• [TASK BRIEF] Please rewrite the data below with every "drawing-part" changed to "diagram-piece" and all else left as it is.

• [ENTRIES]

^^^^^^^^

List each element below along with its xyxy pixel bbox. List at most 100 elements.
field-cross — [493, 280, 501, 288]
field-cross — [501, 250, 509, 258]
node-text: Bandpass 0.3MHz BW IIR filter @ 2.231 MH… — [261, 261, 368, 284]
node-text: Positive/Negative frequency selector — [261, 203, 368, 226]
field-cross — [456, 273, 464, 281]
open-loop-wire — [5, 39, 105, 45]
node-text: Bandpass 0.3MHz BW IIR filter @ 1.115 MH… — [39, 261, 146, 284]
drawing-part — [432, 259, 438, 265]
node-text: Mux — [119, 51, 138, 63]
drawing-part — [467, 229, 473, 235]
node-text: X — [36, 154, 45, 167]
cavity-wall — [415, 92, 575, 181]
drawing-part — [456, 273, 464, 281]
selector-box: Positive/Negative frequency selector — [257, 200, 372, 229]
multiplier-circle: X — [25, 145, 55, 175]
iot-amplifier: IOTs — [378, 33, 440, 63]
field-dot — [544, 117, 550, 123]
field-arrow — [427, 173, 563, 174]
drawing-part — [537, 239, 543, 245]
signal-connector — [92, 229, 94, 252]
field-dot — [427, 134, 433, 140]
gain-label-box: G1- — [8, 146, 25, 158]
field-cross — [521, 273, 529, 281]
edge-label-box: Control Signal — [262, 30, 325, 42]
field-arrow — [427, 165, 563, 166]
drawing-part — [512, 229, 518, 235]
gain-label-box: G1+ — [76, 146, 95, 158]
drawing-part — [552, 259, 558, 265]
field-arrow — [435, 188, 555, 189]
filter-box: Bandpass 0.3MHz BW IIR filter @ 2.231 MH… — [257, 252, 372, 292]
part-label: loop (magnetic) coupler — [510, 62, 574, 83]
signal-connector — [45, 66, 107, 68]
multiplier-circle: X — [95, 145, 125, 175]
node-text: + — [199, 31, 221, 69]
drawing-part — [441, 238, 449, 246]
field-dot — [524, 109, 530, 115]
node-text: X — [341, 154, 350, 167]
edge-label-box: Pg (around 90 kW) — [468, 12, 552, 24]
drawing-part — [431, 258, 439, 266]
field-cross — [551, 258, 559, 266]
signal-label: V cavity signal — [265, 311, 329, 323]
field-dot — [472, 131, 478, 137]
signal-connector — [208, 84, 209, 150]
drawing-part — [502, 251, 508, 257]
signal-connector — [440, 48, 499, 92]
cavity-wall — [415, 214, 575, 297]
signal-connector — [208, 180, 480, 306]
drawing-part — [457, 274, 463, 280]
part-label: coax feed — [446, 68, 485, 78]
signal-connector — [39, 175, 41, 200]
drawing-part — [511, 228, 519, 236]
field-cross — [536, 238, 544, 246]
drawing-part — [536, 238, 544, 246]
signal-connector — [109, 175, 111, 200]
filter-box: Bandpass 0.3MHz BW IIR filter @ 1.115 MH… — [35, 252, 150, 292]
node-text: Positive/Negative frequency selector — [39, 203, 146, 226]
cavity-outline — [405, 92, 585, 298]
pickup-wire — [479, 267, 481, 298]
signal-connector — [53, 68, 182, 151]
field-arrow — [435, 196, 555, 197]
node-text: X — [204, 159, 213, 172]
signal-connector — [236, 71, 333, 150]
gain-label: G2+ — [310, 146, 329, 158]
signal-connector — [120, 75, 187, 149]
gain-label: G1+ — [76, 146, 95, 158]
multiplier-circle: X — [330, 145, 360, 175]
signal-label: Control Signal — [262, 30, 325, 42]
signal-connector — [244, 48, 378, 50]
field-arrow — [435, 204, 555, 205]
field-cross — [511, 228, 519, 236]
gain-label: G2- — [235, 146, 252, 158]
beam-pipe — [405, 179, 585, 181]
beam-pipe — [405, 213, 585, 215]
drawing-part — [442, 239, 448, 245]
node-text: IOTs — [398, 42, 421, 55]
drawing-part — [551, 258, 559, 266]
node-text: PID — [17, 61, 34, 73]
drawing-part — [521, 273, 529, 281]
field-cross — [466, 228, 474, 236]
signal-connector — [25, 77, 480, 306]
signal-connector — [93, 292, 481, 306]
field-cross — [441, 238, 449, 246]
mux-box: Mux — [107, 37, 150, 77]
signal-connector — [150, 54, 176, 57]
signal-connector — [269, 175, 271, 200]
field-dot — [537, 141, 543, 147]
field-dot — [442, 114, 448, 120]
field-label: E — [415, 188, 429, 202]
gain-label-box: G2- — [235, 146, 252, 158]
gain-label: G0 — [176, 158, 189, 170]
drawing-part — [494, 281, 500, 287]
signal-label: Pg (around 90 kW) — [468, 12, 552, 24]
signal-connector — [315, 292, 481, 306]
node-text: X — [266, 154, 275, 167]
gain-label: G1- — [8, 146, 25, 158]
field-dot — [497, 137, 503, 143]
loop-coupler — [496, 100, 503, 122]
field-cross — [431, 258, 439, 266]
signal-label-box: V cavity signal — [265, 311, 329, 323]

^^^^^^^^

• [TASK RESPONSE]
List each element below along with its xyxy pixel bbox. List at most 100 elements.
field-cross — [493, 280, 501, 288]
field-cross — [501, 250, 509, 258]
node-text: Bandpass 0.3MHz BW IIR filter @ 2.231 MH… — [261, 261, 368, 284]
node-text: Positive/Negative frequency selector — [261, 203, 368, 226]
field-cross — [456, 273, 464, 281]
open-loop-wire — [5, 39, 105, 45]
node-text: Bandpass 0.3MHz BW IIR filter @ 1.115 MH… — [39, 261, 146, 284]
diagram-piece — [432, 259, 438, 265]
node-text: Mux — [119, 51, 138, 63]
diagram-piece — [467, 229, 473, 235]
node-text: X — [36, 154, 45, 167]
cavity-wall — [415, 92, 575, 181]
diagram-piece — [456, 273, 464, 281]
selector-box: Positive/Negative frequency selector — [257, 200, 372, 229]
multiplier-circle: X — [25, 145, 55, 175]
iot-amplifier: IOTs — [378, 33, 440, 63]
field-dot — [544, 117, 550, 123]
field-arrow — [427, 173, 563, 174]
diagram-piece — [537, 239, 543, 245]
signal-connector — [92, 229, 94, 252]
field-dot — [427, 134, 433, 140]
gain-label-box: G1- — [8, 146, 25, 158]
field-cross — [521, 273, 529, 281]
edge-label-box: Control Signal — [262, 30, 325, 42]
field-arrow — [427, 165, 563, 166]
diagram-piece — [512, 229, 518, 235]
gain-label-box: G1+ — [76, 146, 95, 158]
diagram-piece — [552, 259, 558, 265]
field-arrow — [435, 188, 555, 189]
filter-box: Bandpass 0.3MHz BW IIR filter @ 2.231 MH… — [257, 252, 372, 292]
part-label: loop (magnetic) coupler — [510, 62, 574, 83]
signal-connector — [45, 66, 107, 68]
multiplier-circle: X — [95, 145, 125, 175]
node-text: + — [199, 31, 221, 69]
diagram-piece — [441, 238, 449, 246]
field-dot — [524, 109, 530, 115]
node-text: X — [341, 154, 350, 167]
edge-label-box: Pg (around 90 kW) — [468, 12, 552, 24]
diagram-piece — [431, 258, 439, 266]
field-cross — [551, 258, 559, 266]
signal-label: V cavity signal — [265, 311, 329, 323]
field-dot — [472, 131, 478, 137]
signal-connector — [208, 84, 209, 150]
diagram-piece — [502, 251, 508, 257]
signal-connector — [440, 48, 499, 92]
cavity-wall — [415, 214, 575, 297]
signal-connector — [208, 180, 480, 306]
diagram-piece — [457, 274, 463, 280]
part-label: coax feed — [446, 68, 485, 78]
signal-connector — [39, 175, 41, 200]
diagram-piece — [511, 228, 519, 236]
field-cross — [536, 238, 544, 246]
diagram-piece — [536, 238, 544, 246]
signal-connector — [109, 175, 111, 200]
filter-box: Bandpass 0.3MHz BW IIR filter @ 1.115 MH… — [35, 252, 150, 292]
node-text: Positive/Negative frequency selector — [39, 203, 146, 226]
cavity-outline — [405, 92, 585, 298]
pickup-wire — [479, 267, 481, 298]
signal-connector — [53, 68, 182, 151]
field-arrow — [435, 196, 555, 197]
node-text: X — [204, 159, 213, 172]
signal-connector — [236, 71, 333, 150]
gain-label: G2+ — [310, 146, 329, 158]
signal-connector — [120, 75, 187, 149]
gain-label: G1+ — [76, 146, 95, 158]
multiplier-circle: X — [330, 145, 360, 175]
signal-label: Control Signal — [262, 30, 325, 42]
signal-connector — [244, 48, 378, 50]
field-arrow — [435, 204, 555, 205]
field-cross — [511, 228, 519, 236]
gain-label: G2- — [235, 146, 252, 158]
beam-pipe — [405, 179, 585, 181]
beam-pipe — [405, 213, 585, 215]
diagram-piece — [442, 239, 448, 245]
node-text: IOTs — [398, 42, 421, 55]
diagram-piece — [551, 258, 559, 266]
node-text: PID — [17, 61, 34, 73]
diagram-piece — [521, 273, 529, 281]
field-cross — [466, 228, 474, 236]
signal-connector — [25, 77, 480, 306]
signal-connector — [93, 292, 481, 306]
field-cross — [441, 238, 449, 246]
mux-box: Mux — [107, 37, 150, 77]
signal-connector — [150, 54, 176, 57]
signal-connector — [269, 175, 271, 200]
field-dot — [537, 141, 543, 147]
field-dot — [442, 114, 448, 120]
field-label: E — [415, 188, 429, 202]
gain-label-box: G2- — [235, 146, 252, 158]
gain-label: G0 — [176, 158, 189, 170]
diagram-piece — [494, 281, 500, 287]
signal-label: Pg (around 90 kW) — [468, 12, 552, 24]
signal-connector — [315, 292, 481, 306]
node-text: X — [266, 154, 275, 167]
gain-label: G1- — [8, 146, 25, 158]
field-dot — [497, 137, 503, 143]
loop-coupler — [496, 100, 503, 122]
field-cross — [431, 258, 439, 266]
signal-label-box: V cavity signal — [265, 311, 329, 323]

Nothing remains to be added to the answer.